• _Directions for this task_
Your task is to restate the data word for word.

***** Task data *****

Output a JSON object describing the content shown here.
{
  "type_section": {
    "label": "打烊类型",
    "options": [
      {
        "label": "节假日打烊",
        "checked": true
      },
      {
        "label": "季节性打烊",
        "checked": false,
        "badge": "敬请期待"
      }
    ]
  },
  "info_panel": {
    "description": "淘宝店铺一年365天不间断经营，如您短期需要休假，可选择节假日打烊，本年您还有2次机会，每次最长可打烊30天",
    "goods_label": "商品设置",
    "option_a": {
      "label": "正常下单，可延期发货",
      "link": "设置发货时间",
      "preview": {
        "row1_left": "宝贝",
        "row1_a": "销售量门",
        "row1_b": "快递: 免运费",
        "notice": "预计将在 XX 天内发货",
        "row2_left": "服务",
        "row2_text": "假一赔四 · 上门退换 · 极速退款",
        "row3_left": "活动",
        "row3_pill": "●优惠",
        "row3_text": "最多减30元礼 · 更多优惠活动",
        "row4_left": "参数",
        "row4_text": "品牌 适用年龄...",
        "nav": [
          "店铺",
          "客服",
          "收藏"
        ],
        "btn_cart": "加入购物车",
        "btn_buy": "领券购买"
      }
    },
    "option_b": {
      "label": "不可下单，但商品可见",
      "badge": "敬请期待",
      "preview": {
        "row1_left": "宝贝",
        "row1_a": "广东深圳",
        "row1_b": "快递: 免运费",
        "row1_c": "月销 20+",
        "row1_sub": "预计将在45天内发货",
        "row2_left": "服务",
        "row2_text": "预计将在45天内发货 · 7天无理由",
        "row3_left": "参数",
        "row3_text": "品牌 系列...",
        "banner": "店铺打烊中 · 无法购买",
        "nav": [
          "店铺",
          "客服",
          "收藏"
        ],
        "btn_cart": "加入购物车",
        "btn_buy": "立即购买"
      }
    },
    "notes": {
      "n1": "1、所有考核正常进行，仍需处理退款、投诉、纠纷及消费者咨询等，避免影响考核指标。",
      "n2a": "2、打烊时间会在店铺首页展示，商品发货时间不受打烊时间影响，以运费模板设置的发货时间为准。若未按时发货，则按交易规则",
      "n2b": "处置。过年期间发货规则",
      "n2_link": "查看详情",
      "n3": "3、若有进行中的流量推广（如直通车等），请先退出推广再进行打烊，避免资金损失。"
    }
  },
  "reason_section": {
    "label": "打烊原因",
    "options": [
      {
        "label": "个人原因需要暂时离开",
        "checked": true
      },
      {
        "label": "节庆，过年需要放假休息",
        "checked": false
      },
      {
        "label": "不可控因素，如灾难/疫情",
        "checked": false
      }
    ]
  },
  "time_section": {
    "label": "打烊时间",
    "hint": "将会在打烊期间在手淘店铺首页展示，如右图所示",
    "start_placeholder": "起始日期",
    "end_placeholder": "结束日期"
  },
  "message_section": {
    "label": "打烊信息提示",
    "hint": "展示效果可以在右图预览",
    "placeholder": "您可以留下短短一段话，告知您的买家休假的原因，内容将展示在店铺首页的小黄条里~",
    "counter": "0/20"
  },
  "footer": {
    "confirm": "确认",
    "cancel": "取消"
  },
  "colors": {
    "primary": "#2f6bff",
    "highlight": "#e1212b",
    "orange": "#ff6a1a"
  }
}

*****

• _Response to this exercise_
Output a JSON object describing the content shown here.
{
  "type_section": {
    "label": "打烊类型",
    "options": [
      {
        "label": "节假日打烊",
        "checked": true
      },
      {
        "label": "季节性打烊",
        "checked": false,
        "badge": "敬请期待"
      }
    ]
  },
  "info_panel": {
    "description": "淘宝店铺一年365天不间断经营，如您短期需要休假，可选择节假日打烊，本年您还有2次机会，每次最长可打烊30天",
    "goods_label": "商品设置",
    "option_a": {
      "label": "正常下单，可延期发货",
      "link": "设置发货时间",
      "preview": {
        "row1_left": "宝贝",
        "row1_a": "销售量门",
        "row1_b": "快递: 免运费",
        "notice": "预计将在 XX 天内发货",
        "row2_left": "服务",
        "row2_text": "假一赔四 · 上门退换 · 极速退款",
        "row3_left": "活动",
        "row3_pill": "●优惠",
        "row3_text": "最多减30元礼 · 更多优惠活动",
        "row4_left": "参数",
        "row4_text": "品牌 适用年龄...",
        "nav": [
          "店铺",
          "客服",
          "收藏"
        ],
        "btn_cart": "加入购物车",
        "btn_buy": "领券购买"
      }
    },
    "option_b": {
      "label": "不可下单，但商品可见",
      "badge": "敬请期待",
      "preview": {
        "row1_left": "宝贝",
        "row1_a": "广东深圳",
        "row1_b": "快递: 免运费",
        "row1_c": "月销 20+",
        "row1_sub": "预计将在45天内发货",
        "row2_left": "服务",
        "row2_text": "预计将在45天内发货 · 7天无理由",
        "row3_left": "参数",
        "row3_text": "品牌 系列...",
        "banner": "店铺打烊中 · 无法购买",
        "nav": [
          "店铺",
          "客服",
          "收藏"
        ],
        "btn_cart": "加入购物车",
        "btn_buy": "立即购买"
      }
    },
    "notes": {
      "n1": "1、所有考核正常进行，仍需处理退款、投诉、纠纷及消费者咨询等，避免影响考核指标。",
      "n2a": "2、打烊时间会在店铺首页展示，商品发货时间不受打烊时间影响，以运费模板设置的发货时间为准。若未按时发货，则按交易规则",
      "n2b": "处置。过年期间发货规则",
      "n2_link": "查看详情",
      "n3": "3、若有进行中的流量推广（如直通车等），请先退出推广再进行打烊，避免资金损失。"
    }
  },
  "reason_section": {
    "label": "打烊原因",
    "options": [
      {
        "label": "个人原因需要暂时离开",
        "checked": true
      },
      {
        "label": "节庆，过年需要放假休息",
        "checked": false
      },
      {
        "label": "不可控因素，如灾难/疫情",
        "checked": false
      }
    ]
  },
  "time_section": {
    "label": "打烊时间",
    "hint": "将会在打烊期间在手淘店铺首页展示，如右图所示",
    "start_placeholder": "起始日期",
    "end_placeholder": "结束日期"
  },
  "message_section": {
    "label": "打烊信息提示",
    "hint": "展示效果可以在右图预览",
    "placeholder": "您可以留下短短一段话，告知您的买家休假的原因，内容将展示在店铺首页的小黄条里~",
    "counter": "0/20"
  },
  "footer": {
    "confirm": "确认",
    "cancel": "取消"
  },
  "colors": {
    "primary": "#2f6bff",
    "highlight": "#e1212b",
    "orange": "#ff6a1a"
  }
}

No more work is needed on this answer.